[Dataset rows]

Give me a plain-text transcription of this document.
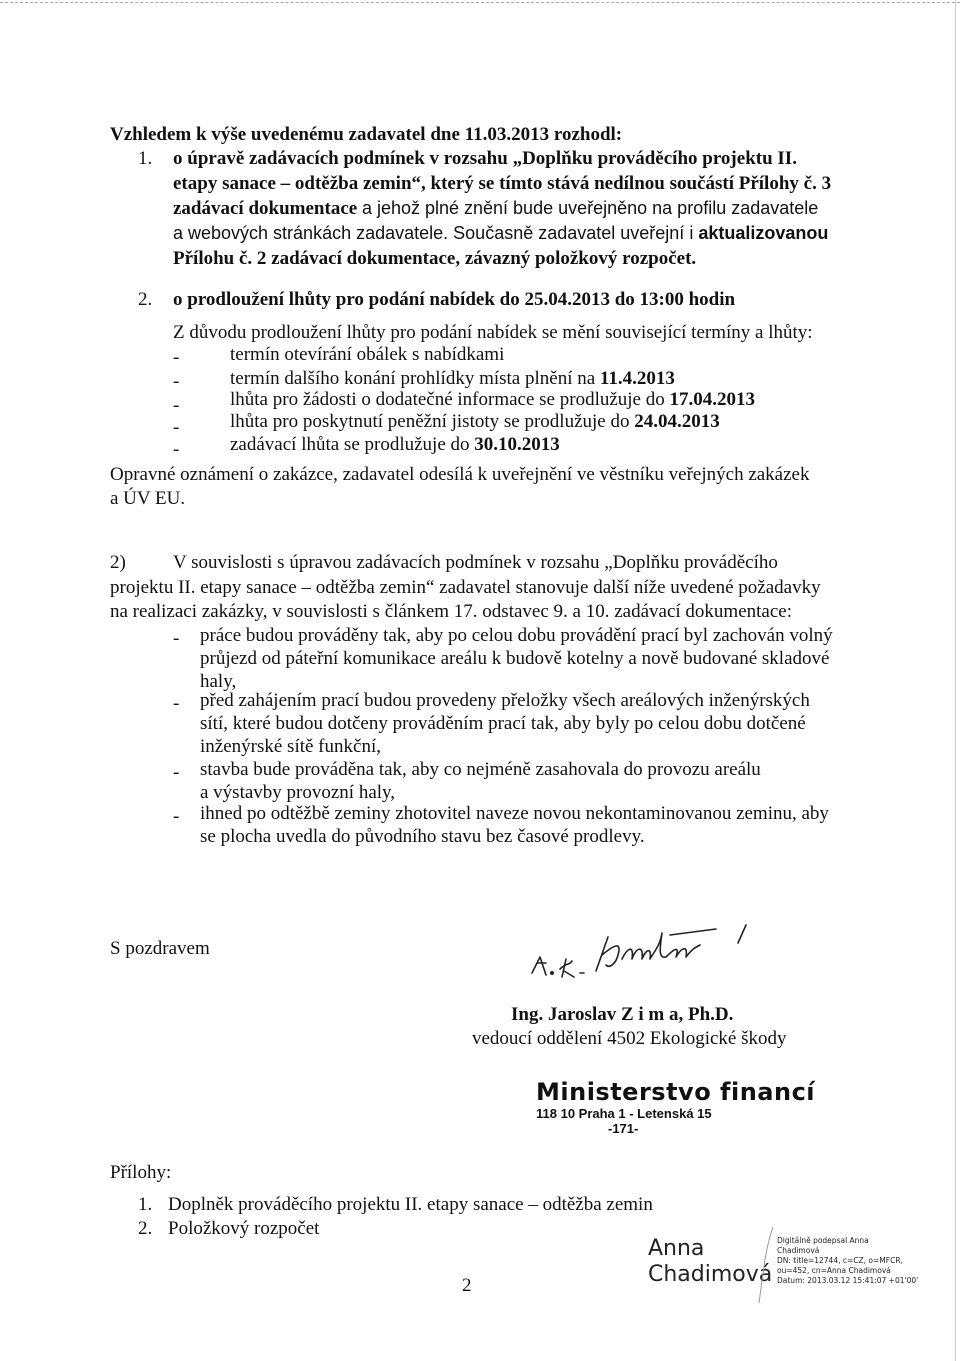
Vzhledem k výše uvedenému zadavatel dne 11.03.2013 rozhodl:
1. o úpravě zadávacích podmínek v rozsahu „Doplňku prováděcího projektu II.
etapy sanace – odtěžba zemin“, který se tímto stává nedílnou součástí Přílohy č. 3
zadávací dokumentace a jehož plné znění bude uveřejněno na profilu zadavatele
a webových stránkách zadavatele. Současně zadavatel uveřejní i aktualizovanou
Přílohu č. 2 zadávací dokumentace, závazný položkový rozpočet.
2. o prodloužení lhůty pro podání nabídek do 25.04.2013 do 13:00 hodin
Z důvodu prodloužení lhůty pro podání nabídek se mění související termíny a lhůty:
-	termín otevírání obálek s nabídkami
-	termín dalšího konání prohlídky místa plnění na 11.4.2013
-	lhůta pro žádosti o dodatečné informace se prodlužuje do 17.04.2013
-	lhůta pro poskytnutí peněžní jistoty se prodlužuje do 24.04.2013
-	zadávací lhůta se prodlužuje do 30.10.2013
Opravné oznámení o zakázce, zadavatel odesílá k uveřejnění ve věstníku veřejných zakázek
a ÚV EU.
2) V souvislosti s úpravou zadávacích podmínek v rozsahu „Doplňku prováděcího
projektu II. etapy sanace – odtěžba zemin“ zadavatel stanovuje další níže uvedené požadavky
na realizaci zakázky, v souvislosti s článkem 17. odstavec 9. a 10. zadávací dokumentace:
- práce budou prováděny tak, aby po celou dobu provádění prací byl zachován volný
průjezd od páteřní komunikace areálu k budově kotelny a nově budované skladové
haly,
- před zahájením prací budou provedeny přeložky všech areálových inženýrských
sítí, které budou dotčeny prováděním prací tak, aby byly po celou dobu dotčené
inženýrské sítě funkční,
- stavba bude prováděna tak, aby co nejméně zasahovala do provozu areálu
a výstavby provozní haly,
- ihned po odtěžbě zeminy zhotovitel naveze novou nekontaminovanou zeminu, aby
se plocha uvedla do původního stavu bez časové prodlevy.
S pozdravem
Ing. Jaroslav Z i m a, Ph.D.
vedoucí oddělení 4502 Ekologické škody
Ministerstvo financí
118 10 Praha 1 - Letenská 15
-171-
Přílohy:
1. Doplněk prováděcího projektu II. etapy sanace – odtěžba zemin
2. Položkový rozpočet
2
Anna
Chadimová
Digitálně podepsal Anna
Chadimová
DN: title=12744, c=CZ, o=MFCR,
ou=452, cn=Anna Chadimová
Datum: 2013.03.12 15:41:07 +01'00'
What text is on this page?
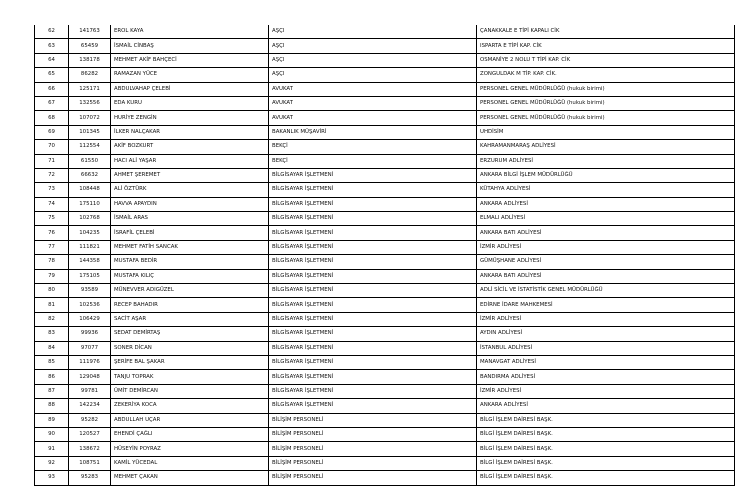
62	141763	EROL KAYA	AŞÇI	ÇANAKKALE E TİPİ KAPALI CİK
63	65459	İSMAİL CİNBAŞ	AŞÇI	ISPARTA E TİPİ KAP. CİK
64	138178	MEHMET AKİF BAHÇECİ	AŞÇI	OSMANİYE 2 NOLU T TİPİ KAP. CİK
65	86282	RAMAZAN YÜCE	AŞÇI	ZONGULDAK M TİP. KAP. CİK.
66	125171	ABDULVAHAP ÇELEBİ	AVUKAT	PERSONEL GENEL MÜDÜRLÜĞÜ (hukuk birimi)
67	132556	EDA KURU	AVUKAT	PERSONEL GENEL MÜDÜRLÜĞÜ (hukuk birimi)
68	107072	HURİYE ZENGİN	AVUKAT	PERSONEL GENEL MÜDÜRLÜĞÜ (hukuk birimi)
69	101345	İLKER NALÇAKAR	BAKANLIK MÜŞAVİRİ	UHDİSİM
70	112554	AKİF BOZKURT	BEKÇİ	KAHRAMANMARAŞ ADLİYESİ
71	61550	HACI ALİ YAŞAR	BEKÇİ	ERZURUM ADLİYESİ
72	66632	AHMET ŞEREMET	BİLGİSAYAR İŞLETMENİ	ANKARA BİLGİ İŞLEM MÜDÜRLÜĞÜ
73	108448	ALİ ÖZTÜRK	BİLGİSAYAR İŞLETMENİ	KÜTAHYA ADLİYESİ
74	175110	HAVVA APAYDIN	BİLGİSAYAR İŞLETMENİ	ANKARA ADLİYESİ
75	102768	İSMAİL ARAS	BİLGİSAYAR İŞLETMENİ	ELMALI ADLİYESİ
76	104235	İSRAFİL ÇELEBİ	BİLGİSAYAR İŞLETMENİ	ANKARA BATI ADLİYESİ
77	111821	MEHMET FATİH SANCAK	BİLGİSAYAR İŞLETMENİ	İZMİR ADLİYESİ
78	144358	MUSTAFA BEDİR	BİLGİSAYAR İŞLETMENİ	GÜMÜŞHANE ADLİYESİ
79	175105	MUSTAFA KILIÇ	BİLGİSAYAR İŞLETMENİ	ANKARA BATI ADLİYESİ
80	93589	MÜNEVVER ADIGÜZEL	BİLGİSAYAR İŞLETMENİ	ADLİ SİCİL VE İSTATİSTİK GENEL MÜDÜRLÜĞÜ
81	102536	RECEP BAHADIR	BİLGİSAYAR İŞLETMENİ	EDİRNE İDARE MAHKEMESİ
82	106429	SACİT AŞAR	BİLGİSAYAR İŞLETMENİ	İZMİR ADLİYESİ
83	99936	SEDAT DEMİRTAŞ	BİLGİSAYAR İŞLETMENİ	AYDIN ADLİYESİ
84	97077	SONER DİCAN	BİLGİSAYAR İŞLETMENİ	İSTANBUL ADLİYESİ
85	111976	ŞERİFE BAL ŞAKAR	BİLGİSAYAR İŞLETMENİ	MANAVGAT ADLİYESİ
86	129048	TANJU TOPRAK	BİLGİSAYAR İŞLETMENİ	BANDIRMA ADLİYESİ
87	99781	ÜMİT DEMİRCAN	BİLGİSAYAR İŞLETMENİ	İZMİR ADLİYESİ
88	142234	ZEKERİYA KOCA	BİLGİSAYAR İŞLETMENİ	ANKARA ADLİYESİ
89	95282	ABDULLAH UÇAR	BİLİŞİM PERSONELİ	BİLGİ İŞLEM DAİRESİ BAŞK.
90	120527	EHENDİ ÇAĞLI	BİLİŞİM PERSONELİ	BİLGİ İŞLEM DAİRESİ BAŞK.
91	138672	HÜSEYİN POYRAZ	BİLİŞİM PERSONELİ	BİLGİ İŞLEM DAİRESİ BAŞK.
92	108751	KAMİL YÜCEDAL	BİLİŞİM PERSONELİ	BİLGİ İŞLEM DAİRESİ BAŞK.
93	95283	MEHMET ÇAKAN	BİLİŞİM PERSONELİ	BİLGİ İŞLEM DAİRESİ BAŞK.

▸ **TASK TO CARRY OUT**:
Retype the records exactly. Any image in them should not appear in what you write.

▸ **RESULT OF THIS EXERCISE**:
Give me a plain-text transcription of this document.
Vzhledem k výše uvedenému zadavatel dne 11.03.2013 rozhodl:
1. o úpravě zadávacích podmínek v rozsahu „Doplňku prováděcího projektu II.
etapy sanace – odtěžba zemin“, který se tímto stává nedílnou součástí Přílohy č. 3
zadávací dokumentace a jehož plné znění bude uveřejněno na profilu zadavatele
a webových stránkách zadavatele. Současně zadavatel uveřejní i aktualizovanou
Přílohu č. 2 zadávací dokumentace, závazný položkový rozpočet.
2. o prodloužení lhůty pro podání nabídek do 25.04.2013 do 13:00 hodin
Z důvodu prodloužení lhůty pro podání nabídek se mění související termíny a lhůty:
-	termín otevírání obálek s nabídkami
-	termín dalšího konání prohlídky místa plnění na 11.4.2013
-	lhůta pro žádosti o dodatečné informace se prodlužuje do 17.04.2013
-	lhůta pro poskytnutí peněžní jistoty se prodlužuje do 24.04.2013
-	zadávací lhůta se prodlužuje do 30.10.2013
Opravné oznámení o zakázce, zadavatel odesílá k uveřejnění ve věstníku veřejných zakázek
a ÚV EU.
2) V souvislosti s úpravou zadávacích podmínek v rozsahu „Doplňku prováděcího
projektu II. etapy sanace – odtěžba zemin“ zadavatel stanovuje další níže uvedené požadavky
na realizaci zakázky, v souvislosti s článkem 17. odstavec 9. a 10. zadávací dokumentace:
- práce budou prováděny tak, aby po celou dobu provádění prací byl zachován volný
průjezd od páteřní komunikace areálu k budově kotelny a nově budované skladové
haly,
- před zahájením prací budou provedeny přeložky všech areálových inženýrských
sítí, které budou dotčeny prováděním prací tak, aby byly po celou dobu dotčené
inženýrské sítě funkční,
- stavba bude prováděna tak, aby co nejméně zasahovala do provozu areálu
a výstavby provozní haly,
- ihned po odtěžbě zeminy zhotovitel naveze novou nekontaminovanou zeminu, aby
se plocha uvedla do původního stavu bez časové prodlevy.
S pozdravem
Ing. Jaroslav Z i m a, Ph.D.
vedoucí oddělení 4502 Ekologické škody
Ministerstvo financí
118 10 Praha 1 - Letenská 15
-171-
Přílohy:
1. Doplněk prováděcího projektu II. etapy sanace – odtěžba zemin
2. Položkový rozpočet
2
Anna
Chadimová
Digitálně podepsal Anna
Chadimová
DN: title=12744, c=CZ, o=MFCR,
ou=452, cn=Anna Chadimová
Datum: 2013.03.12 15:41:07 +01'00'
What text is on this page?
62	141763	EROL KAYA	AŞÇI	ÇANAKKALE E TİPİ KAPALI CİK
63	65459	İSMAİL CİNBAŞ	AŞÇI	ISPARTA E TİPİ KAP. CİK
64	138178	MEHMET AKİF BAHÇECİ	AŞÇI	OSMANİYE 2 NOLU T TİPİ KAP. CİK
65	86282	RAMAZAN YÜCE	AŞÇI	ZONGULDAK M TİP. KAP. CİK.
66	125171	ABDULVAHAP ÇELEBİ	AVUKAT	PERSONEL GENEL MÜDÜRLÜĞÜ (hukuk birimi)
67	132556	EDA KURU	AVUKAT	PERSONEL GENEL MÜDÜRLÜĞÜ (hukuk birimi)
68	107072	HURİYE ZENGİN	AVUKAT	PERSONEL GENEL MÜDÜRLÜĞÜ (hukuk birimi)
69	101345	İLKER NALÇAKAR	BAKANLIK MÜŞAVİRİ	UHDİSİM
70	112554	AKİF BOZKURT	BEKÇİ	KAHRAMANMARAŞ ADLİYESİ
71	61550	HACI ALİ YAŞAR	BEKÇİ	ERZURUM ADLİYESİ
72	66632	AHMET ŞEREMET	BİLGİSAYAR İŞLETMENİ	ANKARA BİLGİ İŞLEM MÜDÜRLÜĞÜ
73	108448	ALİ ÖZTÜRK	BİLGİSAYAR İŞLETMENİ	KÜTAHYA ADLİYESİ
74	175110	HAVVA APAYDIN	BİLGİSAYAR İŞLETMENİ	ANKARA ADLİYESİ
75	102768	İSMAİL ARAS	BİLGİSAYAR İŞLETMENİ	ELMALI ADLİYESİ
76	104235	İSRAFİL ÇELEBİ	BİLGİSAYAR İŞLETMENİ	ANKARA BATI ADLİYESİ
77	111821	MEHMET FATİH SANCAK	BİLGİSAYAR İŞLETMENİ	İZMİR ADLİYESİ
78	144358	MUSTAFA BEDİR	BİLGİSAYAR İŞLETMENİ	GÜMÜŞHANE ADLİYESİ
79	175105	MUSTAFA KILIÇ	BİLGİSAYAR İŞLETMENİ	ANKARA BATI ADLİYESİ
80	93589	MÜNEVVER ADIGÜZEL	BİLGİSAYAR İŞLETMENİ	ADLİ SİCİL VE İSTATİSTİK GENEL MÜDÜRLÜĞÜ
81	102536	RECEP BAHADIR	BİLGİSAYAR İŞLETMENİ	EDİRNE İDARE MAHKEMESİ
82	106429	SACİT AŞAR	BİLGİSAYAR İŞLETMENİ	İZMİR ADLİYESİ
83	99936	SEDAT DEMİRTAŞ	BİLGİSAYAR İŞLETMENİ	AYDIN ADLİYESİ
84	97077	SONER DİCAN	BİLGİSAYAR İŞLETMENİ	İSTANBUL ADLİYESİ
85	111976	ŞERİFE BAL ŞAKAR	BİLGİSAYAR İŞLETMENİ	MANAVGAT ADLİYESİ
86	129048	TANJU TOPRAK	BİLGİSAYAR İŞLETMENİ	BANDIRMA ADLİYESİ
87	99781	ÜMİT DEMİRCAN	BİLGİSAYAR İŞLETMENİ	İZMİR ADLİYESİ
88	142234	ZEKERİYA KOCA	BİLGİSAYAR İŞLETMENİ	ANKARA ADLİYESİ
89	95282	ABDULLAH UÇAR	BİLİŞİM PERSONELİ	BİLGİ İŞLEM DAİRESİ BAŞK.
90	120527	EHENDİ ÇAĞLI	BİLİŞİM PERSONELİ	BİLGİ İŞLEM DAİRESİ BAŞK.
91	138672	HÜSEYİN POYRAZ	BİLİŞİM PERSONELİ	BİLGİ İŞLEM DAİRESİ BAŞK.
92	108751	KAMİL YÜCEDAL	BİLİŞİM PERSONELİ	BİLGİ İŞLEM DAİRESİ BAŞK.
93	95283	MEHMET ÇAKAN	BİLİŞİM PERSONELİ	BİLGİ İŞLEM DAİRESİ BAŞK.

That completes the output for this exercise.